Start of Records for the task

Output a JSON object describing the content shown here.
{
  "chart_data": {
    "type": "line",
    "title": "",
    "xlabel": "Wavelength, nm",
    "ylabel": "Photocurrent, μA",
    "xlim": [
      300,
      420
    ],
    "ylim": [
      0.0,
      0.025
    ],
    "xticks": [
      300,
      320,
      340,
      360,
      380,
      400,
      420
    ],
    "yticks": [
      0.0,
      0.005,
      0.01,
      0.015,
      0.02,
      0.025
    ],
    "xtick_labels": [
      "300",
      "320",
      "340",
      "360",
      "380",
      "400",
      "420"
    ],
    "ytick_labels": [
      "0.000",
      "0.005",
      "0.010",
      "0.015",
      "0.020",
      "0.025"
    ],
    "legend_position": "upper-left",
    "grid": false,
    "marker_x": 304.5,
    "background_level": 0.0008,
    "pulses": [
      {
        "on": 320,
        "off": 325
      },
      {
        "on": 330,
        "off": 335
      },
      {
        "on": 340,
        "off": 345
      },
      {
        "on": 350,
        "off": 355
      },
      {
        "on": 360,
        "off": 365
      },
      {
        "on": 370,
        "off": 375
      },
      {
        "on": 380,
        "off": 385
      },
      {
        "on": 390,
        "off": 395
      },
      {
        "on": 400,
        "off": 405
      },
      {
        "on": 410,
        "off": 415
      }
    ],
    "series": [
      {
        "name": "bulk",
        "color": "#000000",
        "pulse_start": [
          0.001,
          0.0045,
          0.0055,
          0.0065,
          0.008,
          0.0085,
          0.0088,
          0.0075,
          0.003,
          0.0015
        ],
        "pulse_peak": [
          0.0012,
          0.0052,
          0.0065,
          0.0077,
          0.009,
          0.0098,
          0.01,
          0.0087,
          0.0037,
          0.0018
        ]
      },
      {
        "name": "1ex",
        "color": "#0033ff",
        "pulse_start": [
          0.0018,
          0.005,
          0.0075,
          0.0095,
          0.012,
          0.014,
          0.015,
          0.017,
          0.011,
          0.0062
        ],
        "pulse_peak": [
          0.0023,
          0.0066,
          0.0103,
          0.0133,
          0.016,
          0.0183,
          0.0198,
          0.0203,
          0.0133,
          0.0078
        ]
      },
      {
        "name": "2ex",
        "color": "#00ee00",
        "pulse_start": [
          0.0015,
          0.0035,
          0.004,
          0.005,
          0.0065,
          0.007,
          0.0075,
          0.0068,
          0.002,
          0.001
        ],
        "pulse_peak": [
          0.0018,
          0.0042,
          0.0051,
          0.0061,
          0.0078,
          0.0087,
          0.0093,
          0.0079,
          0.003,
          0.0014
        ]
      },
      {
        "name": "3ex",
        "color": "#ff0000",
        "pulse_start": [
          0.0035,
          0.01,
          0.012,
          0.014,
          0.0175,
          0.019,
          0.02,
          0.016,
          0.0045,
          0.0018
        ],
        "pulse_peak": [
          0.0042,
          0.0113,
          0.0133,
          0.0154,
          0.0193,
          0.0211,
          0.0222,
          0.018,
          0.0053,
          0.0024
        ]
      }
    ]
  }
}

End of Records for the task

Exercise:
Each line must be given again exactly as written above.

Complete answer:
Output a JSON object describing the content shown here.
{
  "chart_data": {
    "type": "line",
    "title": "",
    "xlabel": "Wavelength, nm",
    "ylabel": "Photocurrent, μA",
    "xlim": [
      300,
      420
    ],
    "ylim": [
      0.0,
      0.025
    ],
    "xticks": [
      300,
      320,
      340,
      360,
      380,
      400,
      420
    ],
    "yticks": [
      0.0,
      0.005,
      0.01,
      0.015,
      0.02,
      0.025
    ],
    "xtick_labels": [
      "300",
      "320",
      "340",
      "360",
      "380",
      "400",
      "420"
    ],
    "ytick_labels": [
      "0.000",
      "0.005",
      "0.010",
      "0.015",
      "0.020",
      "0.025"
    ],
    "legend_position": "upper-left",
    "grid": false,
    "marker_x": 304.5,
    "background_level": 0.0008,
    "pulses": [
      {
        "on": 320,
        "off": 325
      },
      {
        "on": 330,
        "off": 335
      },
      {
        "on": 340,
        "off": 345
      },
      {
        "on": 350,
        "off": 355
      },
      {
        "on": 360,
        "off": 365
      },
      {
        "on": 370,
        "off": 375
      },
      {
        "on": 380,
        "off": 385
      },
      {
        "on": 390,
        "off": 395
      },
      {
        "on": 400,
        "off": 405
      },
      {
        "on": 410,
        "off": 415
      }
    ],
    "series": [
      {
        "name": "bulk",
        "color": "#000000",
        "pulse_start": [
          0.001,
          0.0045,
          0.0055,
          0.0065,
          0.008,
          0.0085,
          0.0088,
          0.0075,
          0.003,
          0.0015
        ],
        "pulse_peak": [
          0.0012,
          0.0052,
          0.0065,
          0.0077,
          0.009,
          0.0098,
          0.01,
          0.0087,
          0.0037,
          0.0018
        ]
      },
      {
        "name": "1ex",
        "color": "#0033ff",
        "pulse_start": [
          0.0018,
          0.005,
          0.0075,
          0.0095,
          0.012,
          0.014,
          0.015,
          0.017,
          0.011,
          0.0062
        ],
        "pulse_peak": [
          0.0023,
          0.0066,
          0.0103,
          0.0133,
          0.016,
          0.0183,
          0.0198,
          0.0203,
          0.0133,
          0.0078
        ]
      },
      {
        "name": "2ex",
        "color": "#00ee00",
        "pulse_start": [
          0.0015,
          0.0035,
          0.004,
          0.005,
          0.0065,
          0.007,
          0.0075,
          0.0068,
          0.002,
          0.001
        ],
        "pulse_peak": [
          0.0018,
          0.0042,
          0.0051,
          0.0061,
          0.0078,
          0.0087,
          0.0093,
          0.0079,
          0.003,
          0.0014
        ]
      },
      {
        "name": "3ex",
        "color": "#ff0000",
        "pulse_start": [
          0.0035,
          0.01,
          0.012,
          0.014,
          0.0175,
          0.019,
          0.02,
          0.016,
          0.0045,
          0.0018
        ],
        "pulse_peak": [
          0.0042,
          0.0113,
          0.0133,
          0.0154,
          0.0193,
          0.0211,
          0.0222,
          0.018,
          0.0053,
          0.0024
        ]
      }
    ]
  }
}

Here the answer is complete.